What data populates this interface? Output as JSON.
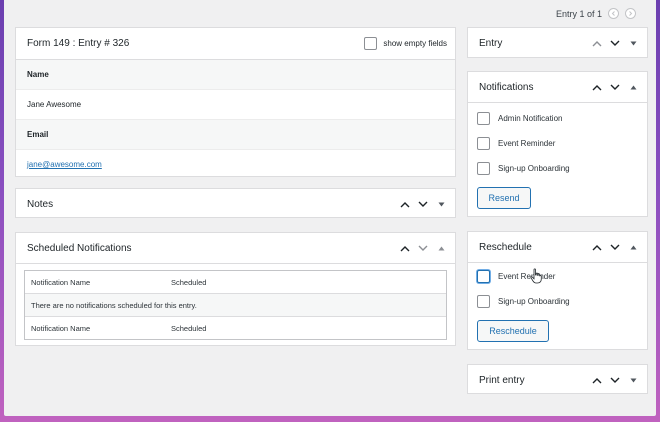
{
  "entry_nav": {
    "label": "Entry 1 of 1"
  },
  "entry_box": {
    "title": "Form 149 : Entry # 326",
    "show_empty_label": "show empty fields",
    "fields": [
      {
        "label": "Name",
        "value": "Jane Awesome"
      },
      {
        "label": "Email",
        "value": "jane@awesome.com"
      }
    ]
  },
  "notes": {
    "title": "Notes"
  },
  "scheduled": {
    "title": "Scheduled Notifications",
    "col_name": "Notification Name",
    "col_scheduled": "Scheduled",
    "empty_message": "There are no notifications scheduled for this entry."
  },
  "sidebar": {
    "entry_title": "Entry",
    "notifications": {
      "title": "Notifications",
      "items": [
        "Admin Notification",
        "Event Reminder",
        "Sign-up Onboarding"
      ],
      "button": "Resend"
    },
    "reschedule": {
      "title": "Reschedule",
      "items": [
        "Event Reminder",
        "Sign-up Onboarding"
      ],
      "button": "Reschedule"
    },
    "print_title": "Print entry"
  },
  "colors": {
    "accent": "#2271b1",
    "border": "#dcdcde",
    "canvas": "#f0f0f1"
  }
}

→ What you have to do
Print every record above exactly as written, leaving out the pictures.

→ Exercise result
What data populates this interface? Output as JSON.
{
  "entry_nav": {
    "label": "Entry 1 of 1"
  },
  "entry_box": {
    "title": "Form 149 : Entry # 326",
    "show_empty_label": "show empty fields",
    "fields": [
      {
        "label": "Name",
        "value": "Jane Awesome"
      },
      {
        "label": "Email",
        "value": "jane@awesome.com"
      }
    ]
  },
  "notes": {
    "title": "Notes"
  },
  "scheduled": {
    "title": "Scheduled Notifications",
    "col_name": "Notification Name",
    "col_scheduled": "Scheduled",
    "empty_message": "There are no notifications scheduled for this entry."
  },
  "sidebar": {
    "entry_title": "Entry",
    "notifications": {
      "title": "Notifications",
      "items": [
        "Admin Notification",
        "Event Reminder",
        "Sign-up Onboarding"
      ],
      "button": "Resend"
    },
    "reschedule": {
      "title": "Reschedule",
      "items": [
        "Event Reminder",
        "Sign-up Onboarding"
      ],
      "button": "Reschedule"
    },
    "print_title": "Print entry"
  },
  "colors": {
    "accent": "#2271b1",
    "border": "#dcdcde",
    "canvas": "#f0f0f1"
  }
}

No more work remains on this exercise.